▸ **PASSAGE TO READ**
But the Shepherd replied “This one of mine
has wandered away from me;
The way may be wild and rough and steep;
I go to the desert to find my sheep.

But none of the ransomed ever knew
How deep were the waters crossed;
Nor how dark was the night the Lord passed thro’
Ere he found the sheep that was lost.
Away in the desert he heard its cry
So feeble and helpless and ready to die.

Shepherd; whence are those blood drops all the way
Up the mountains rugged track
They were shed for the one who had gone astray.

Ere the shepherd could bring him back.
Lord, why are thy hands so rent and torn
For him they were pierced with many a thorn.

And afar up the mountain thunder riven
And along the rocky steep
There arose the glad song of joy to heaven
Rejoice, I have found my sheep.
And the angels echoed around the throne
Rejoice, for the Lord brings back His own.

This first parable in which He thus replies mingles the idea of compassion for the sheep with that of the loss of something which is owned. Our Lord, therefore, proceeds one step further in the next by the exclusion of the possible suffering of that which was lost. He thus sets before us the fact that His yearning is not simply compassion, but earnest desire to regain a lost possession. It is the parable of the woman who has lost one out of ten pieces of silver. The lost piece cannot suffer. It cannot be destroyed. It will remain as valuable in itself as ever. If found by another, it will be as useful as ever. But it is a lost piece of property. And the woman begins for it a diligent search. Can we not see her as she looks in one possible place and then another? “Where can I have put it?” she exclaims. “Could I have mislaid it, or have I dropped it?” And as she thinks of this possibility, she lights a candle and sweeps the house and seeks diligently until she finds it.

Is this descriptive of Christ? He says it is. He says it to the Pharisees, who have despised Him for His intercourse with sinners: And, thus, He declares to them these sinners are mine. Each one of them is mine. You say that I am waiting for them. I am doing more than this. Your word waiting does not express the idea. I have lost my property, which I would regain for my happiness and joy, and I am searching for it.

How blessed the language, how deeply should it impress every heart: Christ is searching after sinners. He has lighted His candle. He is sweeping the floor. He is determined to find that poor sinner if possible. Who is it that He thus seeks? It is every sinner. It is any sinner. It is the sinner that is most utterly lost. It is the sinner who cannot even move to come unto Him, but upon whom He will throw the light of His candle, and by the reflection of His light from the lost one will recover His, own, and replace him in His treasury.

▸ **RECORDED INFORMATION**
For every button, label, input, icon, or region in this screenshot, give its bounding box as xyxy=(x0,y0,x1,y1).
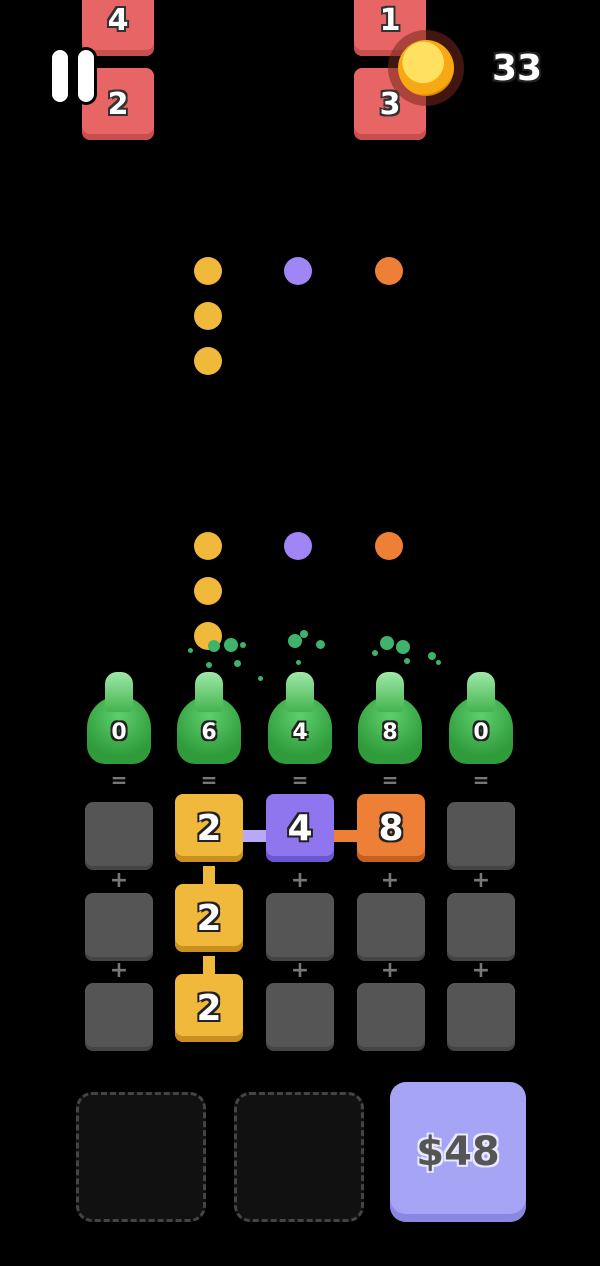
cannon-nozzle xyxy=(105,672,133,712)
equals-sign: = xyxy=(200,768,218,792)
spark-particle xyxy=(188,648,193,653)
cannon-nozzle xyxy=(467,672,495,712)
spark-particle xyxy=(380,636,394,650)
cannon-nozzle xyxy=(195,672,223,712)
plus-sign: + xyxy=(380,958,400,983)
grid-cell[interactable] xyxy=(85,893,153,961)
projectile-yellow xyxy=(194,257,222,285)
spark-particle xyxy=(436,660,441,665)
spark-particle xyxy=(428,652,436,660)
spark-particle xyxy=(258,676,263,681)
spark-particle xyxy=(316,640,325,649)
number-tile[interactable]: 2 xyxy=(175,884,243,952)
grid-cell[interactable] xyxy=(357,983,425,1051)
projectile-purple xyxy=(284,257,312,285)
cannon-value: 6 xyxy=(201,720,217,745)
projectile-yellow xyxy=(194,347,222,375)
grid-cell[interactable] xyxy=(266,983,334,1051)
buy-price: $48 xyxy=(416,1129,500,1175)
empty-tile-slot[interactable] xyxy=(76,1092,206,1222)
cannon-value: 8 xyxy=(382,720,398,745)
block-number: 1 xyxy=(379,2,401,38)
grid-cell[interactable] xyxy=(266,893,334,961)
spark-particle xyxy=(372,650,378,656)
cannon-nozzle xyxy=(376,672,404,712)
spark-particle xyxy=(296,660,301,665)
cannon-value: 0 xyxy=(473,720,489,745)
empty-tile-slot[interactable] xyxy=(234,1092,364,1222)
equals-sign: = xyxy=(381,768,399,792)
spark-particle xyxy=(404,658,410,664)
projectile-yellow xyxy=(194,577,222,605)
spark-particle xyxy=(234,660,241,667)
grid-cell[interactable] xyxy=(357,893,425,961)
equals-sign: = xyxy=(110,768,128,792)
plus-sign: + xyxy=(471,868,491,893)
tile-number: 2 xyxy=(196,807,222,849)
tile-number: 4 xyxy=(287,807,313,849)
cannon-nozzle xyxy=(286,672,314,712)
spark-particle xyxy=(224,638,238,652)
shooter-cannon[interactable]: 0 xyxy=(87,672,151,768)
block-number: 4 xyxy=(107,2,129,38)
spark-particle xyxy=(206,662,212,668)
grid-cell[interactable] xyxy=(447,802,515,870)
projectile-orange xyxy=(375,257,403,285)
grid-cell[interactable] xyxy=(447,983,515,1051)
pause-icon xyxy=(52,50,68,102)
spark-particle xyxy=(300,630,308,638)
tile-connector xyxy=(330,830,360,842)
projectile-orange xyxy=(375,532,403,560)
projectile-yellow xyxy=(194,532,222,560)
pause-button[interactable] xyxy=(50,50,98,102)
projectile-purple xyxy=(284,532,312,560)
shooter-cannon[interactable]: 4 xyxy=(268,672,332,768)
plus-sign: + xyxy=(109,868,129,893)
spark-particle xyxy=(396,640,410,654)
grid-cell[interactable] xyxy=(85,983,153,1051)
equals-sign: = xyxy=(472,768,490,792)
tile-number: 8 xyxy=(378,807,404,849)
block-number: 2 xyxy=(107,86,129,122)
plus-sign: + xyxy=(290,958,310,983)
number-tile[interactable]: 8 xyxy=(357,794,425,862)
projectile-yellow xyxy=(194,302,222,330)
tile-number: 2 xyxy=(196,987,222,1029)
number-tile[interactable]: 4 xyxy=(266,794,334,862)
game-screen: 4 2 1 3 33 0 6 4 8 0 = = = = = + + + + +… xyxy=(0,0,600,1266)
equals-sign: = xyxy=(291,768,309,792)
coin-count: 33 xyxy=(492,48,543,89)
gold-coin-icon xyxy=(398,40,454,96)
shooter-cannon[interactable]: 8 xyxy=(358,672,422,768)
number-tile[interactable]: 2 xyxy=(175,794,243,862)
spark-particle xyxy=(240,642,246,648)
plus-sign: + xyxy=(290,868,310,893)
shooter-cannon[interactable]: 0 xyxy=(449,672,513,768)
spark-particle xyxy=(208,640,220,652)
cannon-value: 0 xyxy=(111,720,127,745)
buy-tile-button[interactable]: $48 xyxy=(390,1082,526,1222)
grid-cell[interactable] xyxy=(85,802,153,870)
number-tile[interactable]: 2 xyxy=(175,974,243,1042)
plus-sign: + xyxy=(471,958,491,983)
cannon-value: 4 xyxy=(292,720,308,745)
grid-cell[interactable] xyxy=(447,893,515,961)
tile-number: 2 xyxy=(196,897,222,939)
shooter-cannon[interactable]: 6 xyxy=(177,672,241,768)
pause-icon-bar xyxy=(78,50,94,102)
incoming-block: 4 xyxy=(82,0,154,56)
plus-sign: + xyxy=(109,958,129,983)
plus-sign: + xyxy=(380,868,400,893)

==

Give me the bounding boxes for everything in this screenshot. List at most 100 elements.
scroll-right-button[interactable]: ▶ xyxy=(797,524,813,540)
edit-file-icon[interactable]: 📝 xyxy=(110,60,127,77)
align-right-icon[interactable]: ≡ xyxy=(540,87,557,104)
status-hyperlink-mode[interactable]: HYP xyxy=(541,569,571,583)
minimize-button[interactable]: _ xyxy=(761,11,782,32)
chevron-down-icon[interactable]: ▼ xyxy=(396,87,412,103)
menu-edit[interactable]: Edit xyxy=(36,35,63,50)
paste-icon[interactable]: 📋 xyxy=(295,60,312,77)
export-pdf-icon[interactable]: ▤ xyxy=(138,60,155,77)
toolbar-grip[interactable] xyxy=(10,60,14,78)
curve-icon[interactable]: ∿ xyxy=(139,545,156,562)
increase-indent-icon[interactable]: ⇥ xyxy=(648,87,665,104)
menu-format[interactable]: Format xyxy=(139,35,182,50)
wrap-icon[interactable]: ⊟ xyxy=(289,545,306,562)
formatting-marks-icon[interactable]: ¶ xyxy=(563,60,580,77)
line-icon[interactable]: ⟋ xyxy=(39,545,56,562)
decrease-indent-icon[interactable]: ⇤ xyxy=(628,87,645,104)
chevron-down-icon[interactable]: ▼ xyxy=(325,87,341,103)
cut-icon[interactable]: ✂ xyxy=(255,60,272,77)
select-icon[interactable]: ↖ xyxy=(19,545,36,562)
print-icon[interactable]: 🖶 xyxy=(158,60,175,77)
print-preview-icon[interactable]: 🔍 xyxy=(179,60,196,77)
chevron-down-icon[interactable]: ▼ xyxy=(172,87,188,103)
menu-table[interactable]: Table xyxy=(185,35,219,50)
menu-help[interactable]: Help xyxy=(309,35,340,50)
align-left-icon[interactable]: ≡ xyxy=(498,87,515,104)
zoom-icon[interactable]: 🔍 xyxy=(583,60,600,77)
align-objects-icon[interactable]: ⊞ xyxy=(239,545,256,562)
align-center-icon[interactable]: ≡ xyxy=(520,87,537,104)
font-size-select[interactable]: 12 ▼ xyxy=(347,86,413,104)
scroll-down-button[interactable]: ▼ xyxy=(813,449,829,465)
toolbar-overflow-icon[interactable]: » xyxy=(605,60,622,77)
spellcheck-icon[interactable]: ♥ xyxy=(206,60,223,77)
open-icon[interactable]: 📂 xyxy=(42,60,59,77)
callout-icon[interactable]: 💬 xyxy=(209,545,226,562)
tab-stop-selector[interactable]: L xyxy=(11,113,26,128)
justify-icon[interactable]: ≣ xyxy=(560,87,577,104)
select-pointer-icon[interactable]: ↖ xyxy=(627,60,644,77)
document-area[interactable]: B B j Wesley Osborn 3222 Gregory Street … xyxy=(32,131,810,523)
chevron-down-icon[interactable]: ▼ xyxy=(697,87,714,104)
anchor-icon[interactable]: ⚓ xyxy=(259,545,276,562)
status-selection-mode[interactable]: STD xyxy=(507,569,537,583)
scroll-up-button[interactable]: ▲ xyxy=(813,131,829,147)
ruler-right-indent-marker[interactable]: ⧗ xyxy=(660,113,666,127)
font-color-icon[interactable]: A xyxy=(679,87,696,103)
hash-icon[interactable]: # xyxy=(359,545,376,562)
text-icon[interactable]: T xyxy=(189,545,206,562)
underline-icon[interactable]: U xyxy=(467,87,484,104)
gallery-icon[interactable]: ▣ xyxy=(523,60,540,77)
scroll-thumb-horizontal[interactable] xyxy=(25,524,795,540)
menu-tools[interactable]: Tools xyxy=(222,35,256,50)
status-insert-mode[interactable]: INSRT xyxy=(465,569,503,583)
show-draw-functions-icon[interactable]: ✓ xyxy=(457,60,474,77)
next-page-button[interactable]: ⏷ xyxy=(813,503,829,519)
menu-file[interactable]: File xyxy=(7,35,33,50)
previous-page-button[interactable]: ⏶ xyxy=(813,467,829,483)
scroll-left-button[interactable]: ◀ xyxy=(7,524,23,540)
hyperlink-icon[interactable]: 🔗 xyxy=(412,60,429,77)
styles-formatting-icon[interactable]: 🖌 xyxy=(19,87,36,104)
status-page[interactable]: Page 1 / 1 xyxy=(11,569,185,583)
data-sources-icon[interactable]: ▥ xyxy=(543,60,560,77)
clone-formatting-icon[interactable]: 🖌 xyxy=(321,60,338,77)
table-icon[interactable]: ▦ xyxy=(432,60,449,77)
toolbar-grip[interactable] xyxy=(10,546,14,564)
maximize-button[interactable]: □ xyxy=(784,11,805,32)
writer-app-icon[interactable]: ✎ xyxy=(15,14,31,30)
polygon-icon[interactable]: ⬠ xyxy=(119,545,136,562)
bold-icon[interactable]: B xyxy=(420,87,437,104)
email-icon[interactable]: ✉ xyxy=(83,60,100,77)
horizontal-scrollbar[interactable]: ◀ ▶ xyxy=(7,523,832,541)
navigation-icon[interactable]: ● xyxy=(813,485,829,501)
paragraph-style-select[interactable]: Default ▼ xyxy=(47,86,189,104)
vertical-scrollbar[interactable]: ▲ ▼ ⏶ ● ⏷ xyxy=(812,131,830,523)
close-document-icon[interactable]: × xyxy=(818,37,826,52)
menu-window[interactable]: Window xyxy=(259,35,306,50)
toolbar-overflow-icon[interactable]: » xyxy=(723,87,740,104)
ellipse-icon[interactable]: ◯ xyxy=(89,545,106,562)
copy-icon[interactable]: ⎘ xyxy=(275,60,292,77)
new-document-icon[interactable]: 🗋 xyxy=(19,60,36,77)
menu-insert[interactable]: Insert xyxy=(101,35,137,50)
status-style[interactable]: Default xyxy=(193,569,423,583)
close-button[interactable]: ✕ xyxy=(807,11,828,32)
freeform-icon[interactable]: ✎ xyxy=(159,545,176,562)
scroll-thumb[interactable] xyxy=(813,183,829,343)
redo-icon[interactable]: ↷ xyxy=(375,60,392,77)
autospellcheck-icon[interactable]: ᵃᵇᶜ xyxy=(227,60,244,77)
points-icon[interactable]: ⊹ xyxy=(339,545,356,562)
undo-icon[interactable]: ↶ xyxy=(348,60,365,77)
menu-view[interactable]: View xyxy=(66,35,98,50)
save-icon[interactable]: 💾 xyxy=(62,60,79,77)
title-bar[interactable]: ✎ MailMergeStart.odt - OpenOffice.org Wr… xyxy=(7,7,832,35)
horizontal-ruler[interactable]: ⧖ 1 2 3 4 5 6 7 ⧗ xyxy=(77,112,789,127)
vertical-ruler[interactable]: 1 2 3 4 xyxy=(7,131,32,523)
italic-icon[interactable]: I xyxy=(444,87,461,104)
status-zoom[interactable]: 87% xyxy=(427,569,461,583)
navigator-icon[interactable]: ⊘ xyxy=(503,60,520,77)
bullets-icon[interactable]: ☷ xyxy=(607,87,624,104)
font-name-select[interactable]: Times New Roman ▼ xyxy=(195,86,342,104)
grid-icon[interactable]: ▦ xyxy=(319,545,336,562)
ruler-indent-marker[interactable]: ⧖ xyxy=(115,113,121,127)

==

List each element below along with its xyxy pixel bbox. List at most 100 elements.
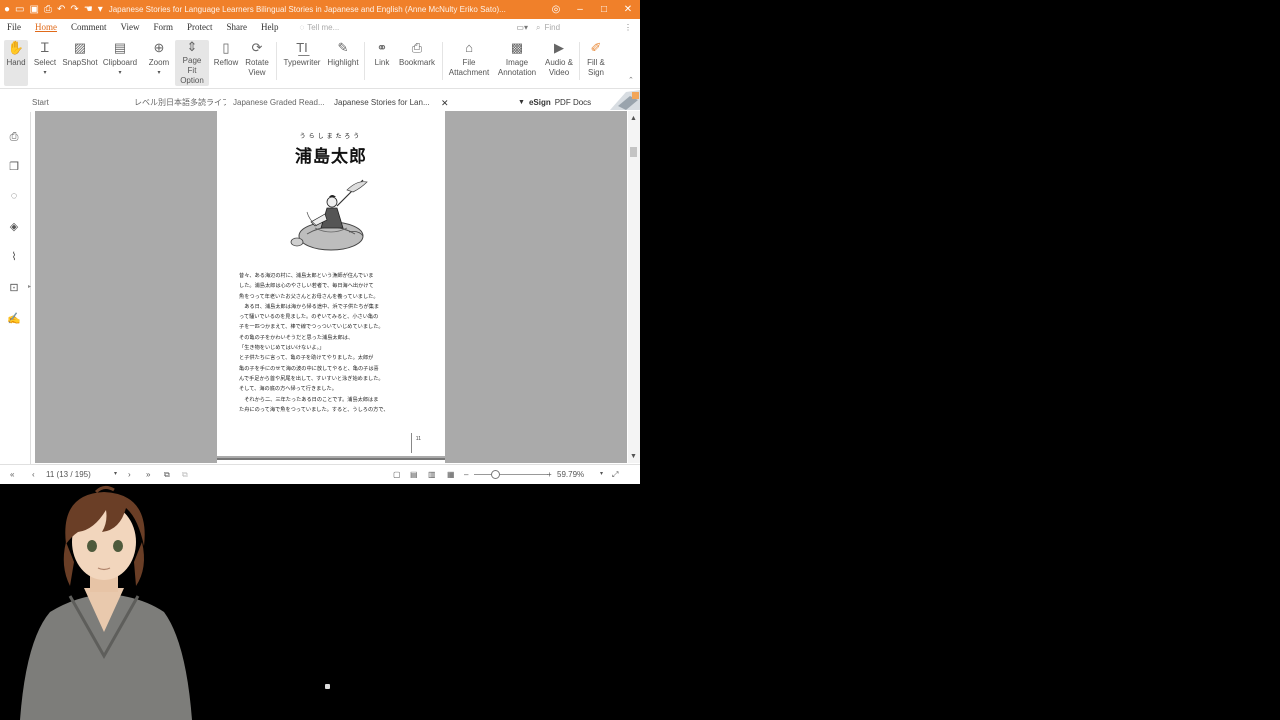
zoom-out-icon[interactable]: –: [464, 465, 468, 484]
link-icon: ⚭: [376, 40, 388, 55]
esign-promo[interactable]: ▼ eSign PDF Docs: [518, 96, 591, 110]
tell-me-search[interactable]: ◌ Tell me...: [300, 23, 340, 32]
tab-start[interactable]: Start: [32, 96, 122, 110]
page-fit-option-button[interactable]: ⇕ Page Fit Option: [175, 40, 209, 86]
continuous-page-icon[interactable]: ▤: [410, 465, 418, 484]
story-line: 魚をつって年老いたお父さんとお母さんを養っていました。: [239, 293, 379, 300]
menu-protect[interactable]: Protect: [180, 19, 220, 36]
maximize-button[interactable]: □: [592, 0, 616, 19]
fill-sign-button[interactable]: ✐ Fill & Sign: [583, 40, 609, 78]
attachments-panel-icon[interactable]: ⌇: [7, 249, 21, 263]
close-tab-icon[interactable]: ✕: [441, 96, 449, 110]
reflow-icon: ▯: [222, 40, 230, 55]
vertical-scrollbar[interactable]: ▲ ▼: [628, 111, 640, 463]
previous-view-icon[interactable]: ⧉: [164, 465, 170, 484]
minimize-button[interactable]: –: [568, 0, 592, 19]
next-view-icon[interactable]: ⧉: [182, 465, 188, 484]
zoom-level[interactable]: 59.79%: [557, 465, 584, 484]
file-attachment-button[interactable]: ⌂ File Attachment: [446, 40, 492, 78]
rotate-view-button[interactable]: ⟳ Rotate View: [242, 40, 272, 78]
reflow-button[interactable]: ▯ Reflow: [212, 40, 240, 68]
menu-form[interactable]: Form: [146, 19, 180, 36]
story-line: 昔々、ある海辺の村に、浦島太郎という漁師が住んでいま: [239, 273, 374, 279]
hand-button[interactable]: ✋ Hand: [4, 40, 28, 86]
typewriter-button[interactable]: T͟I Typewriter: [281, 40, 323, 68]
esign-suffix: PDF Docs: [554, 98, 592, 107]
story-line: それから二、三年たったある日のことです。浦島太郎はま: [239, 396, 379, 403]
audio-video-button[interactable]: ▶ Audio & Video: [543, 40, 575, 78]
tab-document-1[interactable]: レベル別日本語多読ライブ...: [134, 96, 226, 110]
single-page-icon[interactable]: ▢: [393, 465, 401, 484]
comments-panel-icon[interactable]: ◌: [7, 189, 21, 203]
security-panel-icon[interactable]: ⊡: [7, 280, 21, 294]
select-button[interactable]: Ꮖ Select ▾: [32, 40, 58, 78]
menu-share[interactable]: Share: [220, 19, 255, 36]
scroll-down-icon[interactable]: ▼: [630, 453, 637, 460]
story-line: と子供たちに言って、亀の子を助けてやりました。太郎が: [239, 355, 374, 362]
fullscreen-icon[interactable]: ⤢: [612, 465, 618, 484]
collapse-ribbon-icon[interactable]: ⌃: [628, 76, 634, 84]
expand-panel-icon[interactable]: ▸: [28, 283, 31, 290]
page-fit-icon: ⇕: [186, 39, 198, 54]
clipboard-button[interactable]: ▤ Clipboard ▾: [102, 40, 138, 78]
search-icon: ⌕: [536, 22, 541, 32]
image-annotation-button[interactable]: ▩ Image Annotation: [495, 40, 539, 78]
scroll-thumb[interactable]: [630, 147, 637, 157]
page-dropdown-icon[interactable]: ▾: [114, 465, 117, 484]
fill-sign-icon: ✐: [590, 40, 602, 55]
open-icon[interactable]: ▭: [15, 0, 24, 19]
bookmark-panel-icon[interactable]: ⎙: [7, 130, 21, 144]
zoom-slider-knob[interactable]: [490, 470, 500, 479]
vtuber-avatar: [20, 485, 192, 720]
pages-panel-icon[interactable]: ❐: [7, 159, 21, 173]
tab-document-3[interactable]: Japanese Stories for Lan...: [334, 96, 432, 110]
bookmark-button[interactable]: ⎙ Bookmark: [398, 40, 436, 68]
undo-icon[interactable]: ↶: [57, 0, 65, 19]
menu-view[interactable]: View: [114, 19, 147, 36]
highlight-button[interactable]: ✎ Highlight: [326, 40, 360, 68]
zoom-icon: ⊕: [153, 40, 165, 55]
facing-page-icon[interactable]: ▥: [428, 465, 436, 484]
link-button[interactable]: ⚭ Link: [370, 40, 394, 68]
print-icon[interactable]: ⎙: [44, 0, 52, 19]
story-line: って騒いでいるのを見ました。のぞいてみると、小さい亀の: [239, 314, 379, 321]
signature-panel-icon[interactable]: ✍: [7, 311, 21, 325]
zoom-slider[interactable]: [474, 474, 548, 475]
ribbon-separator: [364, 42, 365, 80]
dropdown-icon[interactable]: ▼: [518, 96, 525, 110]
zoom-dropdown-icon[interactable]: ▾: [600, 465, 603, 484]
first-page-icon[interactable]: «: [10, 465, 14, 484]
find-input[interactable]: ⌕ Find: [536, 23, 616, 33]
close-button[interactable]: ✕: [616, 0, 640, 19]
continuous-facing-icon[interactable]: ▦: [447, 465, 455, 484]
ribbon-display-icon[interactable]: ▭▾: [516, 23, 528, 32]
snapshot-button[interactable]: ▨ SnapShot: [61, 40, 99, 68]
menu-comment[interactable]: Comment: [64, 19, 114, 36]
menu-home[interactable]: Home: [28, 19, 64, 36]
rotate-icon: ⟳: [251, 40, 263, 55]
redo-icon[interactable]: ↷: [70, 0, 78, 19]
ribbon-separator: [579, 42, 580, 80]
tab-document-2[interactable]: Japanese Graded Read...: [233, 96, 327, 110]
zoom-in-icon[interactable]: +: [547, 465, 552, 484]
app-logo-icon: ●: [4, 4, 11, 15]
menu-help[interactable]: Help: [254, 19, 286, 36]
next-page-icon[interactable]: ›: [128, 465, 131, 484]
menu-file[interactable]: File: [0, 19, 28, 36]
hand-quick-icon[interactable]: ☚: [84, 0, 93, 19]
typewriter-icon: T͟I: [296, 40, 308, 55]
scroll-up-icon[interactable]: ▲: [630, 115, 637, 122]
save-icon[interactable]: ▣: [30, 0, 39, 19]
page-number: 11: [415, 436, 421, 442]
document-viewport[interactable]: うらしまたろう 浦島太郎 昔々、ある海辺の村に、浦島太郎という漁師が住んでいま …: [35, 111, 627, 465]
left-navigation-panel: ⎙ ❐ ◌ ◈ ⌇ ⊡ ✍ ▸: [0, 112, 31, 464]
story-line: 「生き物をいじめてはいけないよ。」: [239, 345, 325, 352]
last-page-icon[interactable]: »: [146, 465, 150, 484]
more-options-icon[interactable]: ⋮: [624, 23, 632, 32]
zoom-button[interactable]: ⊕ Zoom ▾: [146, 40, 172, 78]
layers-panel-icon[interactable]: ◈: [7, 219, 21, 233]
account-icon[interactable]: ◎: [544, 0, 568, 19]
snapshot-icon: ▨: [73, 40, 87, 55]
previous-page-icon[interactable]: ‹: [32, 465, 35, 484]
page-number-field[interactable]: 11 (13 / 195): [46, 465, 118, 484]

▸ **EXERCISE A**
In the passage on the parables, how many pieces of silver did the woman have before she lost one?
▸ **EXERCISE B**
Write the next part of the passage on the parables, starting after its final sentence.

▸ **REPLY A**
Ten.

▸ **REPLY B**
Here again, the joy He asserts as His in such finding. Imagine the woman’s exultation after her long and diligent search. She calls to all her friends. “I have found it, I have found it!” And so Christ also has His joy as He sees of the travail of His soul and the angels who strengthened Him in Gethsemane proclaim to the heavenly host the new cause of rejoicing—“Another soul of man is saved. Another penitent is found!”

Ah, but our hearts respond “there is no sin there, no sin in the coin, none even in the sheep even if willfully it had strayed.” Doubtless the Pharisees were ready to say the same thing with a sneer. Why talk of such loss and finding in connection with such sinners?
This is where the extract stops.